__CHALLENGE__
Pictures aside, repeat every entry exactly.

— start of STORED RECORDS —

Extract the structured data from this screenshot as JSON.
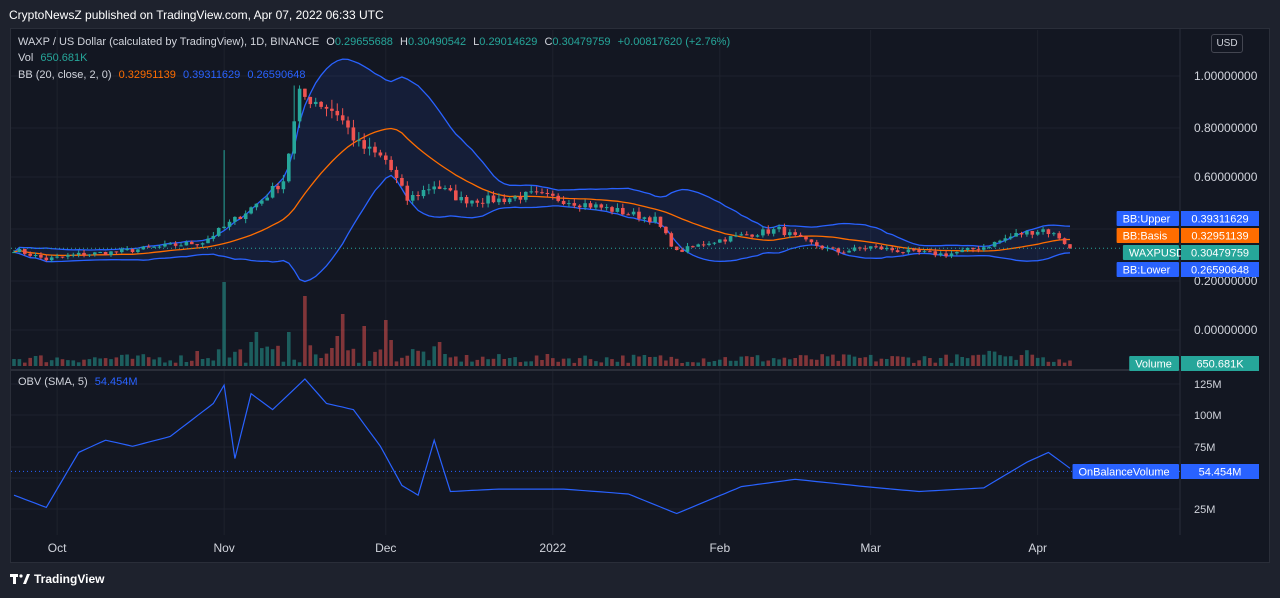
{
  "header": {
    "publisher": "CryptoNewsZ published on TradingView.com, Apr 07, 2022 06:33 UTC"
  },
  "legend": {
    "symbol": "WAXP / US Dollar (calculated by TradingView), 1D, BINANCE",
    "o_label": "O",
    "o": "0.29655688",
    "h_label": "H",
    "h": "0.30490542",
    "l_label": "L",
    "l": "0.29014629",
    "c_label": "C",
    "c": "0.30479759",
    "change": "+0.00817620 (+2.76%)",
    "vol_label": "Vol",
    "vol": "650.681K",
    "bb_label": "BB (20, close, 2, 0)",
    "bb_basis": "0.32951139",
    "bb_upper": "0.39311629",
    "bb_lower": "0.26590648",
    "obv_label": "OBV (SMA, 5)",
    "obv": "54.454M"
  },
  "currency_button": "USD",
  "price_axis": [
    "1.00000000",
    "0.80000000",
    "0.60000000",
    "0.20000000",
    "0.00000000"
  ],
  "obv_axis": [
    "125M",
    "100M",
    "75M",
    "25M"
  ],
  "time_axis": [
    "Oct",
    "Nov",
    "Dec",
    "2022",
    "Feb",
    "Mar",
    "Apr"
  ],
  "badges": {
    "bb_upper_label": "BB:Upper",
    "bb_upper_value": "0.39311629",
    "bb_basis_label": "BB:Basis",
    "bb_basis_value": "0.32951139",
    "symbol_label": "WAXPUSD",
    "symbol_value": "0.30479759",
    "bb_lower_label": "BB:Lower",
    "bb_lower_value": "0.26590648",
    "volume_label": "Volume",
    "volume_value": "650.681K",
    "obv_label": "OnBalanceVolume",
    "obv_value": "54.454M"
  },
  "footer": {
    "brand": "TradingView"
  },
  "colors": {
    "up": "#26a69a",
    "down": "#ef5350",
    "bb_band": "#2962ff",
    "bb_basis": "#ff6d00",
    "obv": "#2962ff"
  },
  "chart_data": {
    "type": "candlestick",
    "price_ylim": [
      0.0,
      1.08
    ],
    "obv_ylim": [
      0,
      130
    ],
    "dates": "2021-09-23 to 2022-04-07 (daily)",
    "close_anchors": [
      [
        "2021-09-23",
        0.3
      ],
      [
        "2021-09-29",
        0.26
      ],
      [
        "2021-10-05",
        0.28
      ],
      [
        "2021-10-12",
        0.29
      ],
      [
        "2021-10-20",
        0.31
      ],
      [
        "2021-10-28",
        0.33
      ],
      [
        "2021-11-03",
        0.42
      ],
      [
        "2021-11-08",
        0.5
      ],
      [
        "2021-11-12",
        0.58
      ],
      [
        "2021-11-15",
        0.92
      ],
      [
        "2021-11-18",
        0.9
      ],
      [
        "2021-11-22",
        0.85
      ],
      [
        "2021-11-26",
        0.72
      ],
      [
        "2021-12-01",
        0.66
      ],
      [
        "2021-12-05",
        0.5
      ],
      [
        "2021-12-10",
        0.56
      ],
      [
        "2021-12-15",
        0.5
      ],
      [
        "2021-12-22",
        0.5
      ],
      [
        "2021-12-28",
        0.52
      ],
      [
        "2022-01-03",
        0.5
      ],
      [
        "2022-01-12",
        0.46
      ],
      [
        "2022-01-20",
        0.42
      ],
      [
        "2022-01-24",
        0.29
      ],
      [
        "2022-01-30",
        0.33
      ],
      [
        "2022-02-06",
        0.36
      ],
      [
        "2022-02-12",
        0.38
      ],
      [
        "2022-02-17",
        0.33
      ],
      [
        "2022-02-23",
        0.29
      ],
      [
        "2022-03-01",
        0.31
      ],
      [
        "2022-03-08",
        0.29
      ],
      [
        "2022-03-15",
        0.28
      ],
      [
        "2022-03-22",
        0.31
      ],
      [
        "2022-03-28",
        0.36
      ],
      [
        "2022-04-02",
        0.38
      ],
      [
        "2022-04-05",
        0.35
      ],
      [
        "2022-04-07",
        0.305
      ]
    ],
    "obv_anchors": [
      [
        "2021-09-23",
        35
      ],
      [
        "2021-09-29",
        25
      ],
      [
        "2021-10-05",
        70
      ],
      [
        "2021-10-10",
        80
      ],
      [
        "2021-10-15",
        75
      ],
      [
        "2021-10-22",
        83
      ],
      [
        "2021-10-30",
        110
      ],
      [
        "2021-11-01",
        125
      ],
      [
        "2021-11-03",
        65
      ],
      [
        "2021-11-06",
        118
      ],
      [
        "2021-11-10",
        105
      ],
      [
        "2021-11-16",
        130
      ],
      [
        "2021-11-20",
        110
      ],
      [
        "2021-11-25",
        105
      ],
      [
        "2021-11-30",
        75
      ],
      [
        "2021-12-04",
        43
      ],
      [
        "2021-12-07",
        35
      ],
      [
        "2021-12-10",
        80
      ],
      [
        "2021-12-13",
        38
      ],
      [
        "2021-12-22",
        40
      ],
      [
        "2022-01-03",
        40
      ],
      [
        "2022-01-15",
        36
      ],
      [
        "2022-01-24",
        20
      ],
      [
        "2022-02-05",
        42
      ],
      [
        "2022-02-15",
        48
      ],
      [
        "2022-02-28",
        42
      ],
      [
        "2022-03-10",
        38
      ],
      [
        "2022-03-22",
        41
      ],
      [
        "2022-03-30",
        62
      ],
      [
        "2022-04-03",
        70
      ],
      [
        "2022-04-07",
        57
      ]
    ],
    "volume_note": "daily volume bars, scaled; spikes on 2021-11-01, 2021-11-16, 2021-12-07"
  }
}
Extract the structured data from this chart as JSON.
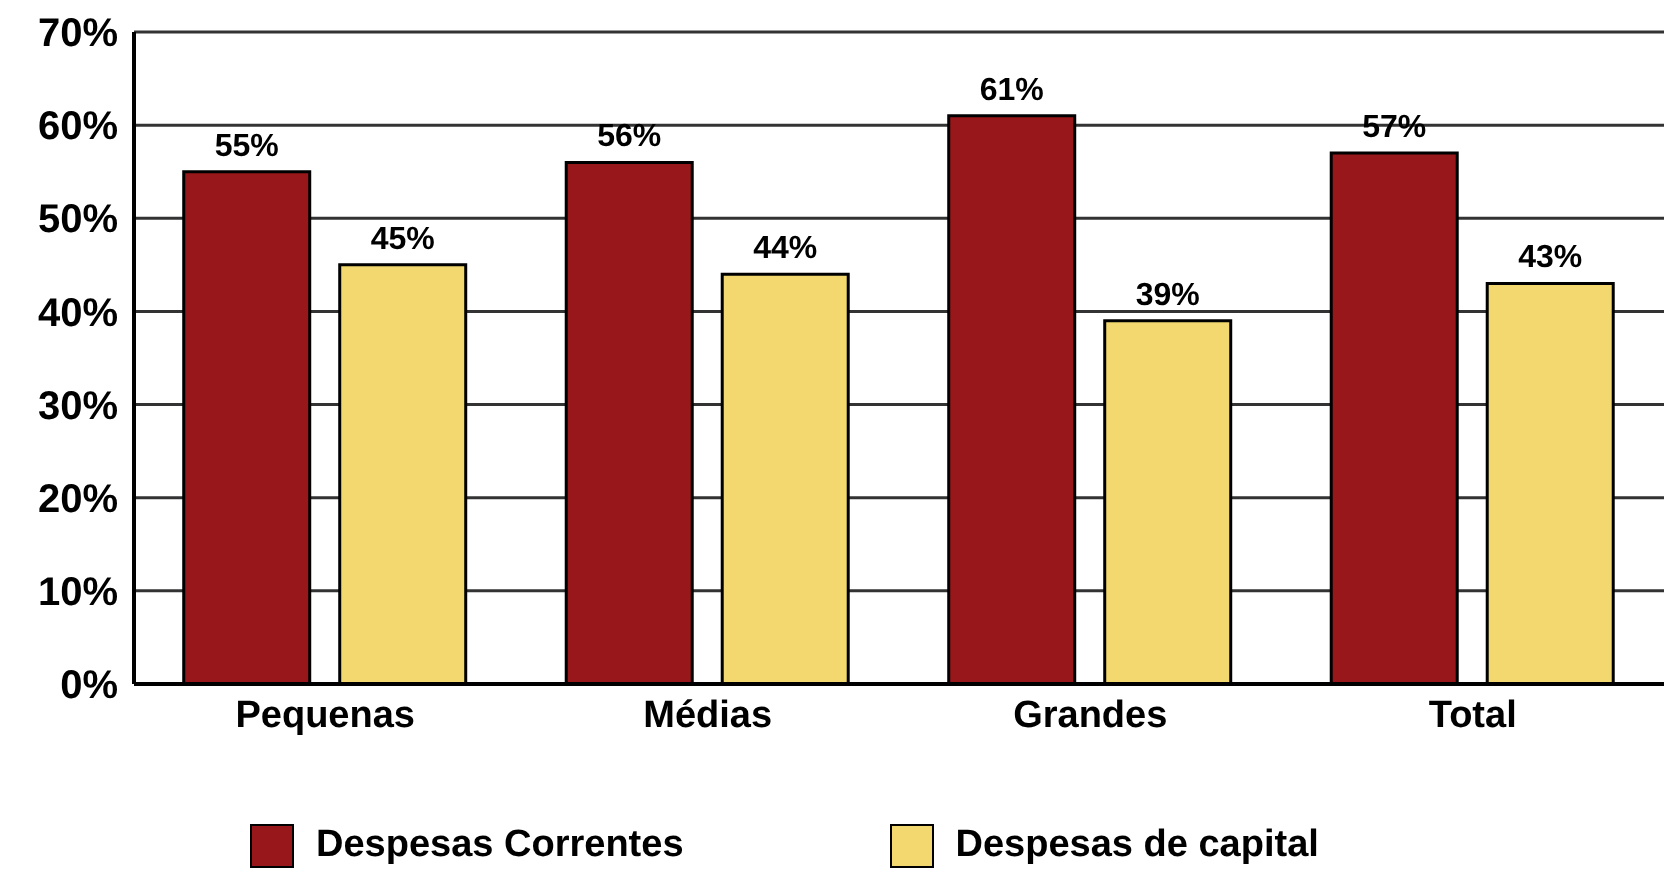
{
  "chart_data": {
    "type": "bar",
    "categories": [
      "Pequenas",
      "Médias",
      "Grandes",
      "Total"
    ],
    "series": [
      {
        "name": "Despesas Correntes",
        "color": "#97171b",
        "values": [
          55,
          56,
          61,
          57
        ],
        "value_labels": [
          "55%",
          "56%",
          "61%",
          "57%"
        ]
      },
      {
        "name": "Despesas de capital",
        "color": "#f2d86e",
        "values": [
          45,
          44,
          39,
          43
        ],
        "value_labels": [
          "45%",
          "44%",
          "39%",
          "43%"
        ]
      }
    ],
    "ylim": [
      0,
      70
    ],
    "yticks": [
      {
        "value": 0,
        "label": "0%"
      },
      {
        "value": 10,
        "label": "10%"
      },
      {
        "value": 20,
        "label": "20%"
      },
      {
        "value": 30,
        "label": "30%"
      },
      {
        "value": 40,
        "label": "40%"
      },
      {
        "value": 50,
        "label": "50%"
      },
      {
        "value": 60,
        "label": "60%"
      },
      {
        "value": 70,
        "label": "70%"
      }
    ],
    "grid": "y",
    "legend": "bottom"
  }
}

— end of STORED RECORDS —

__RESULT OF THIS EXERCISE__
Extract the structured data from this screenshot as JSON.
{
  "header": {
    "publisher": "CryptoNewsZ published on TradingView.com, Apr 07, 2022 06:33 UTC"
  },
  "legend": {
    "symbol": "WAXP / US Dollar (calculated by TradingView), 1D, BINANCE",
    "o_label": "O",
    "o": "0.29655688",
    "h_label": "H",
    "h": "0.30490542",
    "l_label": "L",
    "l": "0.29014629",
    "c_label": "C",
    "c": "0.30479759",
    "change": "+0.00817620 (+2.76%)",
    "vol_label": "Vol",
    "vol": "650.681K",
    "bb_label": "BB (20, close, 2, 0)",
    "bb_basis": "0.32951139",
    "bb_upper": "0.39311629",
    "bb_lower": "0.26590648",
    "obv_label": "OBV (SMA, 5)",
    "obv": "54.454M"
  },
  "currency_button": "USD",
  "price_axis": [
    "1.00000000",
    "0.80000000",
    "0.60000000",
    "0.20000000",
    "0.00000000"
  ],
  "obv_axis": [
    "125M",
    "100M",
    "75M",
    "25M"
  ],
  "time_axis": [
    "Oct",
    "Nov",
    "Dec",
    "2022",
    "Feb",
    "Mar",
    "Apr"
  ],
  "badges": {
    "bb_upper_label": "BB:Upper",
    "bb_upper_value": "0.39311629",
    "bb_basis_label": "BB:Basis",
    "bb_basis_value": "0.32951139",
    "symbol_label": "WAXPUSD",
    "symbol_value": "0.30479759",
    "bb_lower_label": "BB:Lower",
    "bb_lower_value": "0.26590648",
    "volume_label": "Volume",
    "volume_value": "650.681K",
    "obv_label": "OnBalanceVolume",
    "obv_value": "54.454M"
  },
  "footer": {
    "brand": "TradingView"
  },
  "colors": {
    "up": "#26a69a",
    "down": "#ef5350",
    "bb_band": "#2962ff",
    "bb_basis": "#ff6d00",
    "obv": "#2962ff"
  },
  "chart_data": {
    "type": "candlestick",
    "price_ylim": [
      0.0,
      1.08
    ],
    "obv_ylim": [
      0,
      130
    ],
    "dates": "2021-09-23 to 2022-04-07 (daily)",
    "close_anchors": [
      [
        "2021-09-23",
        0.3
      ],
      [
        "2021-09-29",
        0.26
      ],
      [
        "2021-10-05",
        0.28
      ],
      [
        "2021-10-12",
        0.29
      ],
      [
        "2021-10-20",
        0.31
      ],
      [
        "2021-10-28",
        0.33
      ],
      [
        "2021-11-03",
        0.42
      ],
      [
        "2021-11-08",
        0.5
      ],
      [
        "2021-11-12",
        0.58
      ],
      [
        "2021-11-15",
        0.92
      ],
      [
        "2021-11-18",
        0.9
      ],
      [
        "2021-11-22",
        0.85
      ],
      [
        "2021-11-26",
        0.72
      ],
      [
        "2021-12-01",
        0.66
      ],
      [
        "2021-12-05",
        0.5
      ],
      [
        "2021-12-10",
        0.56
      ],
      [
        "2021-12-15",
        0.5
      ],
      [
        "2021-12-22",
        0.5
      ],
      [
        "2021-12-28",
        0.52
      ],
      [
        "2022-01-03",
        0.5
      ],
      [
        "2022-01-12",
        0.46
      ],
      [
        "2022-01-20",
        0.42
      ],
      [
        "2022-01-24",
        0.29
      ],
      [
        "2022-01-30",
        0.33
      ],
      [
        "2022-02-06",
        0.36
      ],
      [
        "2022-02-12",
        0.38
      ],
      [
        "2022-02-17",
        0.33
      ],
      [
        "2022-02-23",
        0.29
      ],
      [
        "2022-03-01",
        0.31
      ],
      [
        "2022-03-08",
        0.29
      ],
      [
        "2022-03-15",
        0.28
      ],
      [
        "2022-03-22",
        0.31
      ],
      [
        "2022-03-28",
        0.36
      ],
      [
        "2022-04-02",
        0.38
      ],
      [
        "2022-04-05",
        0.35
      ],
      [
        "2022-04-07",
        0.305
      ]
    ],
    "obv_anchors": [
      [
        "2021-09-23",
        35
      ],
      [
        "2021-09-29",
        25
      ],
      [
        "2021-10-05",
        70
      ],
      [
        "2021-10-10",
        80
      ],
      [
        "2021-10-15",
        75
      ],
      [
        "2021-10-22",
        83
      ],
      [
        "2021-10-30",
        110
      ],
      [
        "2021-11-01",
        125
      ],
      [
        "2021-11-03",
        65
      ],
      [
        "2021-11-06",
        118
      ],
      [
        "2021-11-10",
        105
      ],
      [
        "2021-11-16",
        130
      ],
      [
        "2021-11-20",
        110
      ],
      [
        "2021-11-25",
        105
      ],
      [
        "2021-11-30",
        75
      ],
      [
        "2021-12-04",
        43
      ],
      [
        "2021-12-07",
        35
      ],
      [
        "2021-12-10",
        80
      ],
      [
        "2021-12-13",
        38
      ],
      [
        "2021-12-22",
        40
      ],
      [
        "2022-01-03",
        40
      ],
      [
        "2022-01-15",
        36
      ],
      [
        "2022-01-24",
        20
      ],
      [
        "2022-02-05",
        42
      ],
      [
        "2022-02-15",
        48
      ],
      [
        "2022-02-28",
        42
      ],
      [
        "2022-03-10",
        38
      ],
      [
        "2022-03-22",
        41
      ],
      [
        "2022-03-30",
        62
      ],
      [
        "2022-04-03",
        70
      ],
      [
        "2022-04-07",
        57
      ]
    ],
    "volume_note": "daily volume bars, scaled; spikes on 2021-11-01, 2021-11-16, 2021-12-07"
  }
}
Extract the structured data from this chart as JSON.
{
  "chart_data": {
    "type": "bar",
    "categories": [
      "Pequenas",
      "Médias",
      "Grandes",
      "Total"
    ],
    "series": [
      {
        "name": "Despesas Correntes",
        "color": "#97171b",
        "values": [
          55,
          56,
          61,
          57
        ],
        "value_labels": [
          "55%",
          "56%",
          "61%",
          "57%"
        ]
      },
      {
        "name": "Despesas de capital",
        "color": "#f2d86e",
        "values": [
          45,
          44,
          39,
          43
        ],
        "value_labels": [
          "45%",
          "44%",
          "39%",
          "43%"
        ]
      }
    ],
    "ylim": [
      0,
      70
    ],
    "yticks": [
      {
        "value": 0,
        "label": "0%"
      },
      {
        "value": 10,
        "label": "10%"
      },
      {
        "value": 20,
        "label": "20%"
      },
      {
        "value": 30,
        "label": "30%"
      },
      {
        "value": 40,
        "label": "40%"
      },
      {
        "value": 50,
        "label": "50%"
      },
      {
        "value": 60,
        "label": "60%"
      },
      {
        "value": 70,
        "label": "70%"
      }
    ],
    "grid": "y",
    "legend": "bottom"
  }
}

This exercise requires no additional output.